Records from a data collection

%%

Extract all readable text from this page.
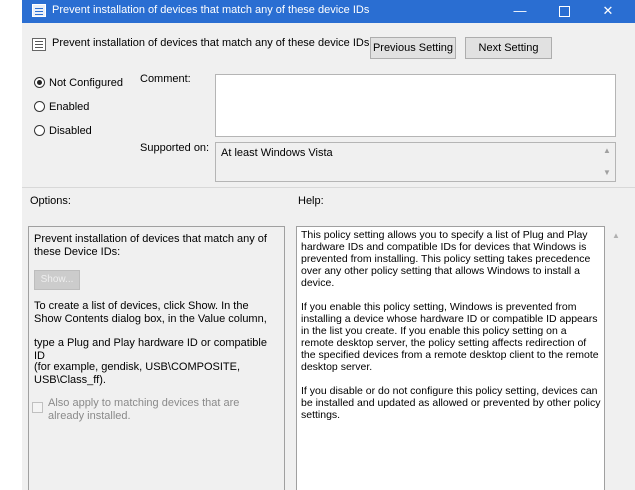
Prevent installation of devices that match any of these device IDs	—	✕
Prevent installation of devices that match any of these device IDs Previous Setting	Next Setting
Not Configured
Enabled
Disabled
Comment:
Supported on: At least Windows Vista	▲
▼
Options:	Help:
Prevent installation of devices that match any of these Device IDs:
Show...
To create a list of devices, click Show. In the Show Contents dialog box, in the Value column,
type a Plug and Play hardware ID or compatible ID
(for example, gendisk, USB\COMPOSITE, USB\Class_ff).
Also apply to matching devices that are already installed.

This policy setting allows you to specify a list of Plug and Play hardware IDs and compatible IDs for devices that Windows is prevented from installing. This policy setting takes precedence over any other policy setting that allows Windows to install a device.

If you enable this policy setting, Windows is prevented from installing a device whose hardware ID or compatible ID appears in the list you create. If you enable this policy setting on a remote desktop server, the policy setting affects redirection of the specified devices from a remote desktop client to the remote desktop server.

If you disable or do not configure this policy setting, devices can be installed and updated as allowed or prevented by other policy settings.

▲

%%

▶ [YOUR GOAL] Only the number is wanted: how many lines in the entries above contain the word "create"?

▶ [REPLY] 2